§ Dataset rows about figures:

§

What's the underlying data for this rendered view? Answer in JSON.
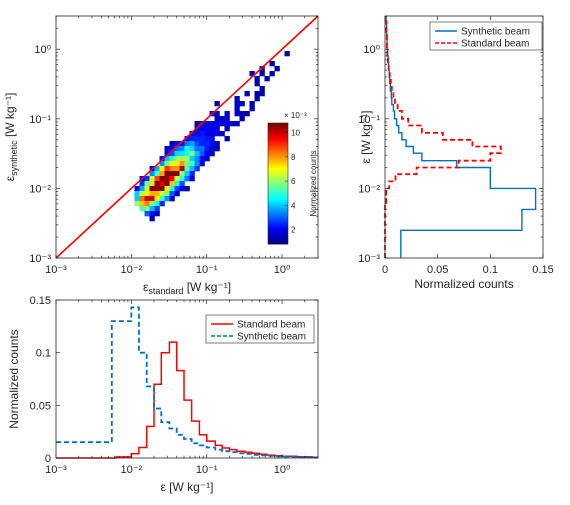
{
  "colors": {
    "standard": "#ff0000",
    "synthetic": "#0072bd",
    "axis": "#262626"
  },
  "chart_data": [
    {
      "type": "heatmap",
      "xlabel": {
        "prefix": "ε",
        "sub": "standard",
        "suffix": " [W kg⁻¹]"
      },
      "ylabel": {
        "prefix": "ε",
        "sub": "synthetic",
        "suffix": " [W kg⁻¹]"
      },
      "xscale": "log",
      "yscale": "log",
      "xlim": [
        0.001,
        3
      ],
      "ylim": [
        0.001,
        3
      ],
      "xticks": [
        0.001,
        0.01,
        0.1,
        1
      ],
      "yticks": [
        0.001,
        0.01,
        0.1,
        1
      ],
      "xticklabels": [
        "10⁻³",
        "10⁻²",
        "10⁻¹",
        "10⁰"
      ],
      "yticklabels": [
        "10⁻³",
        "10⁻²",
        "10⁻¹",
        "10⁰"
      ],
      "reference_line": "1:1",
      "colorbar": {
        "label": "Normalized counts",
        "multiplier": "× 10⁻³",
        "ticks": [
          "2",
          "4",
          "6",
          "8",
          "10"
        ],
        "tick_values": [
          2,
          4,
          6,
          8,
          10
        ],
        "range": [
          0.8,
          10.8
        ],
        "colormap": "jet"
      },
      "grid": false
    },
    {
      "type": "line",
      "orientation": "vertical-histogram",
      "xlabel": "Normalized counts",
      "ylabel": {
        "prefix": "ε",
        "suffix": " [W kg⁻¹]"
      },
      "xlim": [
        0,
        0.15
      ],
      "ylim": [
        0.001,
        3
      ],
      "yscale": "log",
      "xticks": [
        "0",
        "0.05",
        "0.1",
        "0.15"
      ],
      "xtick_values": [
        0,
        0.05,
        0.1,
        0.15
      ],
      "yticks": [
        0.001,
        0.01,
        0.1,
        1
      ],
      "yticklabels": [
        "10⁻³",
        "10⁻²",
        "10⁻¹",
        "10⁰"
      ],
      "legend": "top-right",
      "series": [
        {
          "name": "Synthetic beam",
          "style": "solid",
          "bin_edges": [
            0.00063,
            0.0025,
            0.005,
            0.01,
            0.02,
            0.025,
            0.032,
            0.04,
            0.05,
            0.063,
            0.08,
            0.1,
            0.13,
            0.16,
            0.2,
            0.25,
            0.32,
            0.4,
            0.5,
            0.63,
            0.8,
            1,
            1.6,
            2.5,
            3
          ],
          "counts": [
            0.015,
            0.13,
            0.143,
            0.1,
            0.068,
            0.035,
            0.027,
            0.02,
            0.016,
            0.013,
            0.011,
            0.009,
            0.008,
            0.0065,
            0.006,
            0.005,
            0.0045,
            0.004,
            0.0035,
            0.003,
            0.0025,
            0.002,
            0.0015,
            0.001
          ]
        },
        {
          "name": "Standard beam",
          "style": "dashed",
          "bin_edges": [
            0.001,
            0.0063,
            0.01,
            0.0126,
            0.016,
            0.02,
            0.025,
            0.032,
            0.04,
            0.05,
            0.063,
            0.08,
            0.1,
            0.13,
            0.16,
            0.2,
            0.25,
            0.32,
            0.4,
            0.5,
            0.63,
            0.8,
            1,
            1.6,
            2.5,
            3
          ],
          "counts": [
            0,
            0.001,
            0.004,
            0.01,
            0.03,
            0.07,
            0.1,
            0.11,
            0.083,
            0.055,
            0.035,
            0.022,
            0.016,
            0.012,
            0.0095,
            0.008,
            0.0065,
            0.0055,
            0.0045,
            0.0035,
            0.0028,
            0.0022,
            0.0017,
            0.0012,
            0.0008
          ]
        }
      ]
    },
    {
      "type": "line",
      "orientation": "histogram",
      "xlabel": {
        "prefix": "ε",
        "suffix": " [W kg⁻¹]"
      },
      "ylabel": "Normalized counts",
      "xscale": "log",
      "xlim": [
        0.001,
        3
      ],
      "ylim": [
        0,
        0.15
      ],
      "xticks": [
        0.001,
        0.01,
        0.1,
        1
      ],
      "xticklabels": [
        "10⁻³",
        "10⁻²",
        "10⁻¹",
        "10⁰"
      ],
      "yticks": [
        "0",
        "0.05",
        "0.1",
        "0.15"
      ],
      "ytick_values": [
        0,
        0.05,
        0.1,
        0.15
      ],
      "legend": "top-right",
      "series": [
        {
          "name": "Standard beam",
          "style": "solid",
          "bin_edges": [
            0.001,
            0.0063,
            0.01,
            0.0126,
            0.016,
            0.02,
            0.025,
            0.032,
            0.04,
            0.05,
            0.063,
            0.08,
            0.1,
            0.13,
            0.16,
            0.2,
            0.25,
            0.32,
            0.4,
            0.5,
            0.63,
            0.8,
            1,
            1.6,
            2.5,
            3
          ],
          "counts": [
            0,
            0.001,
            0.004,
            0.01,
            0.03,
            0.07,
            0.1,
            0.11,
            0.083,
            0.055,
            0.035,
            0.022,
            0.016,
            0.012,
            0.0095,
            0.008,
            0.0065,
            0.0055,
            0.0045,
            0.0035,
            0.0028,
            0.0022,
            0.0017,
            0.0012,
            0.0008
          ]
        },
        {
          "name": "Synthetic beam",
          "style": "dashed",
          "bin_edges": [
            0.001,
            0.0055,
            0.01,
            0.0126,
            0.016,
            0.02,
            0.025,
            0.032,
            0.04,
            0.05,
            0.063,
            0.08,
            0.1,
            0.13,
            0.16,
            0.2,
            0.25,
            0.32,
            0.4,
            0.5,
            0.63,
            0.8,
            1,
            1.6,
            2.5,
            3
          ],
          "counts": [
            0.015,
            0.13,
            0.143,
            0.1,
            0.068,
            0.047,
            0.034,
            0.028,
            0.022,
            0.018,
            0.014,
            0.012,
            0.01,
            0.008,
            0.0065,
            0.0055,
            0.0045,
            0.0038,
            0.003,
            0.0025,
            0.002,
            0.0016,
            0.0012,
            0.0008,
            0.0005
          ]
        }
      ]
    }
  ]
}
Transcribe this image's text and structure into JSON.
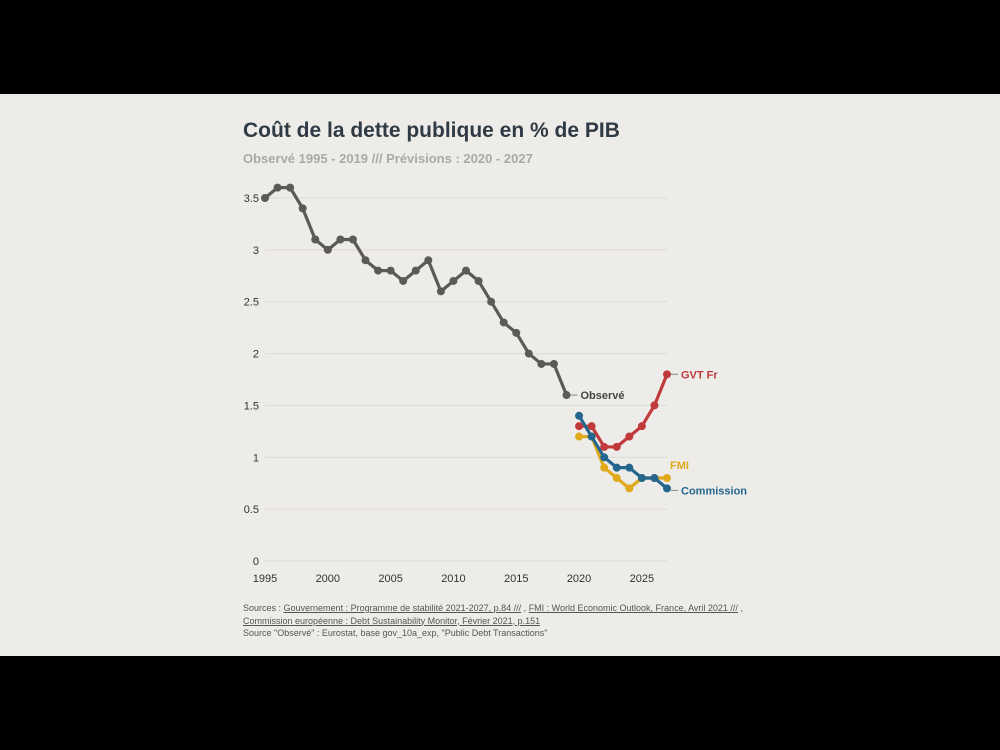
{
  "chart_data": {
    "type": "line",
    "title": "Coût de la dette publique en % de PIB",
    "subtitle": "Observé 1995 - 2019 /// Prévisions : 2020 - 2027",
    "xlim": [
      1995,
      2027
    ],
    "ylim": [
      0,
      3.5
    ],
    "xticks": [
      1995,
      2000,
      2005,
      2010,
      2015,
      2020,
      2025
    ],
    "yticks": [
      0,
      0.5,
      1,
      1.5,
      2,
      2.5,
      3,
      3.5
    ],
    "ytick_labels": [
      "0",
      "0.5",
      "1",
      "1.5",
      "2",
      "2.5",
      "3",
      "3.5"
    ],
    "grid": "horizontal",
    "series": [
      {
        "name": "Observé",
        "color": "#5c5a56",
        "x": [
          1995,
          1996,
          1997,
          1998,
          1999,
          2000,
          2001,
          2002,
          2003,
          2004,
          2005,
          2006,
          2007,
          2008,
          2009,
          2010,
          2011,
          2012,
          2013,
          2014,
          2015,
          2016,
          2017,
          2018,
          2019
        ],
        "y": [
          3.5,
          3.6,
          3.6,
          3.4,
          3.1,
          3.0,
          3.1,
          3.1,
          2.9,
          2.8,
          2.8,
          2.7,
          2.8,
          2.9,
          2.6,
          2.7,
          2.8,
          2.7,
          2.5,
          2.3,
          2.2,
          2.0,
          1.9,
          1.9,
          1.6
        ]
      },
      {
        "name": "GVT Fr",
        "color": "#c0393b",
        "x": [
          2020,
          2021,
          2022,
          2023,
          2024,
          2025,
          2026,
          2027
        ],
        "y": [
          1.3,
          1.3,
          1.1,
          1.1,
          1.2,
          1.3,
          1.5,
          1.8
        ]
      },
      {
        "name": "FMI",
        "color": "#e0a91c",
        "x": [
          2020,
          2021,
          2022,
          2023,
          2024,
          2025,
          2026,
          2027
        ],
        "y": [
          1.2,
          1.2,
          0.9,
          0.8,
          0.7,
          0.8,
          0.8,
          0.8
        ]
      },
      {
        "name": "Commission",
        "color": "#25668f",
        "x": [
          2020,
          2021,
          2022,
          2023,
          2024,
          2025,
          2026,
          2027
        ],
        "y": [
          1.4,
          1.2,
          1.0,
          0.9,
          0.9,
          0.8,
          0.8,
          0.7
        ]
      }
    ]
  },
  "sources": {
    "prefix": "Sources : ",
    "link_gouv": "Gouvernement : Programme de stabilité 2021-2027, p.84 ///",
    "sep1": " , ",
    "link_fmi": "FMI : World Economic Outlook, France, Avril 2021 ///",
    "sep2": " , ",
    "link_commission": "Commission européenne : Debt Sustainability Monitor, Février 2021, p.151",
    "observe_note": "Source \"Observé\" : Eurostat, base gov_10a_exp, \"Public Debt Transactions\""
  }
}
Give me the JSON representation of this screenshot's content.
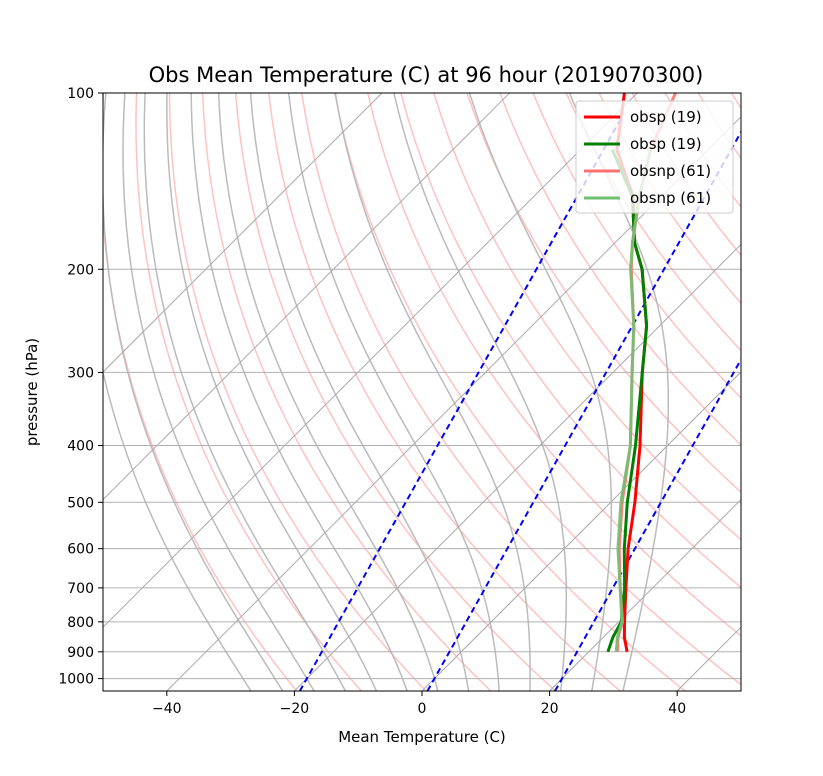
{
  "chart_data": {
    "type": "line",
    "subtype": "skew-t log-p",
    "title": "Obs Mean Temperature (C) at 96 hour (2019070300)",
    "xlabel": "Mean Temperature (C)",
    "ylabel": "pressure (hPa)",
    "xlim": [
      -50,
      50
    ],
    "ylim": [
      1050,
      100
    ],
    "y_scale": "log",
    "x_ticks": [
      -40,
      -20,
      0,
      20,
      40
    ],
    "y_ticks": [
      100,
      200,
      300,
      400,
      500,
      600,
      700,
      800,
      900,
      1000
    ],
    "grid": true,
    "legend_position": "top-right",
    "series": [
      {
        "name": "obsp (19)",
        "color": "#ff0000",
        "pressure": [
          900,
          850,
          800,
          700,
          600,
          500,
          400,
          300,
          250,
          200,
          180,
          150,
          125,
          100
        ],
        "temperature": [
          26.0,
          23.3,
          20.9,
          15.8,
          10.0,
          3.8,
          -4.3,
          -15.4,
          -22.0,
          -31.6,
          -37.0,
          -44.5,
          -54.3,
          -62.0
        ]
      },
      {
        "name": "obsp (19)",
        "color": "#008000",
        "pressure": [
          900,
          850,
          800,
          700,
          600,
          500,
          400,
          300,
          250,
          200,
          180,
          150,
          125
        ],
        "temperature": [
          23.0,
          21.5,
          20.4,
          15.6,
          9.4,
          2.6,
          -5.0,
          -15.4,
          -22.0,
          -31.6,
          -37.0,
          -44.6,
          -55.0
        ]
      },
      {
        "name": "obsnp (61)",
        "color": "#ff7070",
        "pressure": [
          900,
          850,
          800,
          700,
          600,
          500,
          400,
          300,
          250,
          200,
          180,
          150,
          125,
          100
        ],
        "temperature": [
          24.5,
          22.3,
          20.6,
          14.9,
          8.6,
          1.8,
          -5.8,
          -17.0,
          -24.0,
          -33.3,
          -37.3,
          -43.5,
          -49.0,
          -54.0
        ]
      },
      {
        "name": "obsnp (61)",
        "color": "#70c070",
        "pressure": [
          900,
          850,
          800,
          700,
          600,
          500,
          400,
          300,
          250,
          200,
          180,
          150,
          125
        ],
        "temperature": [
          24.3,
          22.2,
          20.5,
          14.9,
          8.4,
          1.6,
          -5.8,
          -17.0,
          -24.0,
          -33.4,
          -37.3,
          -43.5,
          -49.0
        ]
      }
    ],
    "reference_lines": {
      "isotherms": {
        "color": "#aaaaaa",
        "values": [
          -100,
          -80,
          -60,
          -40,
          -20,
          0,
          20,
          40,
          60,
          80
        ]
      },
      "dry_adiabats": {
        "color": "#ffbbbb",
        "theta_k": [
          250,
          260,
          270,
          280,
          290,
          300,
          310,
          320,
          330,
          340,
          350,
          360,
          370,
          380,
          390,
          400,
          410,
          420,
          430,
          440,
          450,
          460,
          470
        ]
      },
      "moist_adiabats": {
        "color": "#bbbbbb",
        "start_temps_c": [
          -30,
          -25,
          -20,
          -15,
          -10,
          -5,
          0,
          5,
          10,
          15,
          20,
          25,
          30
        ]
      },
      "mixing_ratio": {
        "color": "#0000ff",
        "style": "dashed",
        "t_at_1000hpa": [
          -20,
          0,
          20
        ]
      }
    }
  }
}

§

§ GIVEN REQUEST:
Write only the number of lines in the data above that include "ylabel".

§ SOLUTION BELOW:
4